• [What needs to be done]: Copy out all of the material exactly.

##### Provided data #####

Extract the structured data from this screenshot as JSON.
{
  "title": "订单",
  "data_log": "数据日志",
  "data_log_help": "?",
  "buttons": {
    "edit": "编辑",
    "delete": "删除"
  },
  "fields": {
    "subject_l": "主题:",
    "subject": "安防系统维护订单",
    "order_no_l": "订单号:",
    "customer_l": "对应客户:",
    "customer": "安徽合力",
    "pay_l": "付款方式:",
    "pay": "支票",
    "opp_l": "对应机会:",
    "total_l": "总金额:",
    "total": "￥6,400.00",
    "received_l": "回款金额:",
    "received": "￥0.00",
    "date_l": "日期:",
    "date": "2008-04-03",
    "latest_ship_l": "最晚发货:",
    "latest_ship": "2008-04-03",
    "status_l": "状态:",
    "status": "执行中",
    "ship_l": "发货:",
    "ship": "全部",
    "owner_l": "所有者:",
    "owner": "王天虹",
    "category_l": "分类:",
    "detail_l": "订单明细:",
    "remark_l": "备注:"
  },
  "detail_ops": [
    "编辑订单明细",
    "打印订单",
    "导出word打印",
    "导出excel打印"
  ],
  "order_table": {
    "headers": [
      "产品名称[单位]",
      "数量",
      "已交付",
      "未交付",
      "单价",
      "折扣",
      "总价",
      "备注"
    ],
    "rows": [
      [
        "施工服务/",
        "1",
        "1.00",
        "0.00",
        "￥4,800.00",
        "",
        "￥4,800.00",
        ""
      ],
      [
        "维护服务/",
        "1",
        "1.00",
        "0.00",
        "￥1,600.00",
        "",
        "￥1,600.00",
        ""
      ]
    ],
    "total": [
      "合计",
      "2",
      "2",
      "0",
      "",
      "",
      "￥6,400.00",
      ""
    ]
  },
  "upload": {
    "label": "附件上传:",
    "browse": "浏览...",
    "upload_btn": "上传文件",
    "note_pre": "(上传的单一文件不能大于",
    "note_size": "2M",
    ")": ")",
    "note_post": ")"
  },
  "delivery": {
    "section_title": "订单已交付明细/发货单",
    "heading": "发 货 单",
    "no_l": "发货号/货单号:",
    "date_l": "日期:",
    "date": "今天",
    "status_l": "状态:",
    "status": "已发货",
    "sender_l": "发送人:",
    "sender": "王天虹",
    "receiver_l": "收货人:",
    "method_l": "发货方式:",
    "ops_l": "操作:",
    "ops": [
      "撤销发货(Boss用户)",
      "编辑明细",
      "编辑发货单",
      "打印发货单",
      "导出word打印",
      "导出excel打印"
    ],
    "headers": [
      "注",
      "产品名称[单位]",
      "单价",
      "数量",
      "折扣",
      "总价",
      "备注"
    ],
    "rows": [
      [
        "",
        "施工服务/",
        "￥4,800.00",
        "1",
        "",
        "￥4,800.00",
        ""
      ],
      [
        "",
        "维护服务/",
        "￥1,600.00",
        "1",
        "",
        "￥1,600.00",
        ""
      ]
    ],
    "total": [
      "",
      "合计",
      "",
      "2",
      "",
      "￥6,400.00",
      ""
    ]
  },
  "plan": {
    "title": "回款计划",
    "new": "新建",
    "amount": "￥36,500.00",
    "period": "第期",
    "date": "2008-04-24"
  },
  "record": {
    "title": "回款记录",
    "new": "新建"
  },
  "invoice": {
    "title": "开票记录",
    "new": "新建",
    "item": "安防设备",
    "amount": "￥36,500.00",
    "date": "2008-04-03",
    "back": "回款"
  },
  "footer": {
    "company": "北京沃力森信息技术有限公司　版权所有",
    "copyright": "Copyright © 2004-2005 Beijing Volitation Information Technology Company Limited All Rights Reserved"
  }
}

#####

• [Solution]:
Extract the structured data from this screenshot as JSON.
{
  "title": "订单",
  "data_log": "数据日志",
  "data_log_help": "?",
  "buttons": {
    "edit": "编辑",
    "delete": "删除"
  },
  "fields": {
    "subject_l": "主题:",
    "subject": "安防系统维护订单",
    "order_no_l": "订单号:",
    "customer_l": "对应客户:",
    "customer": "安徽合力",
    "pay_l": "付款方式:",
    "pay": "支票",
    "opp_l": "对应机会:",
    "total_l": "总金额:",
    "total": "￥6,400.00",
    "received_l": "回款金额:",
    "received": "￥0.00",
    "date_l": "日期:",
    "date": "2008-04-03",
    "latest_ship_l": "最晚发货:",
    "latest_ship": "2008-04-03",
    "status_l": "状态:",
    "status": "执行中",
    "ship_l": "发货:",
    "ship": "全部",
    "owner_l": "所有者:",
    "owner": "王天虹",
    "category_l": "分类:",
    "detail_l": "订单明细:",
    "remark_l": "备注:"
  },
  "detail_ops": [
    "编辑订单明细",
    "打印订单",
    "导出word打印",
    "导出excel打印"
  ],
  "order_table": {
    "headers": [
      "产品名称[单位]",
      "数量",
      "已交付",
      "未交付",
      "单价",
      "折扣",
      "总价",
      "备注"
    ],
    "rows": [
      [
        "施工服务/",
        "1",
        "1.00",
        "0.00",
        "￥4,800.00",
        "",
        "￥4,800.00",
        ""
      ],
      [
        "维护服务/",
        "1",
        "1.00",
        "0.00",
        "￥1,600.00",
        "",
        "￥1,600.00",
        ""
      ]
    ],
    "total": [
      "合计",
      "2",
      "2",
      "0",
      "",
      "",
      "￥6,400.00",
      ""
    ]
  },
  "upload": {
    "label": "附件上传:",
    "browse": "浏览...",
    "upload_btn": "上传文件",
    "note_pre": "(上传的单一文件不能大于",
    "note_size": "2M",
    ")": ")",
    "note_post": ")"
  },
  "delivery": {
    "section_title": "订单已交付明细/发货单",
    "heading": "发 货 单",
    "no_l": "发货号/货单号:",
    "date_l": "日期:",
    "date": "今天",
    "status_l": "状态:",
    "status": "已发货",
    "sender_l": "发送人:",
    "sender": "王天虹",
    "receiver_l": "收货人:",
    "method_l": "发货方式:",
    "ops_l": "操作:",
    "ops": [
      "撤销发货(Boss用户)",
      "编辑明细",
      "编辑发货单",
      "打印发货单",
      "导出word打印",
      "导出excel打印"
    ],
    "headers": [
      "注",
      "产品名称[单位]",
      "单价",
      "数量",
      "折扣",
      "总价",
      "备注"
    ],
    "rows": [
      [
        "",
        "施工服务/",
        "￥4,800.00",
        "1",
        "",
        "￥4,800.00",
        ""
      ],
      [
        "",
        "维护服务/",
        "￥1,600.00",
        "1",
        "",
        "￥1,600.00",
        ""
      ]
    ],
    "total": [
      "",
      "合计",
      "",
      "2",
      "",
      "￥6,400.00",
      ""
    ]
  },
  "plan": {
    "title": "回款计划",
    "new": "新建",
    "amount": "￥36,500.00",
    "period": "第期",
    "date": "2008-04-24"
  },
  "record": {
    "title": "回款记录",
    "new": "新建"
  },
  "invoice": {
    "title": "开票记录",
    "new": "新建",
    "item": "安防设备",
    "amount": "￥36,500.00",
    "date": "2008-04-03",
    "back": "回款"
  },
  "footer": {
    "company": "北京沃力森信息技术有限公司　版权所有",
    "copyright": "Copyright © 2004-2005 Beijing Volitation Information Technology Company Limited All Rights Reserved"
  }
}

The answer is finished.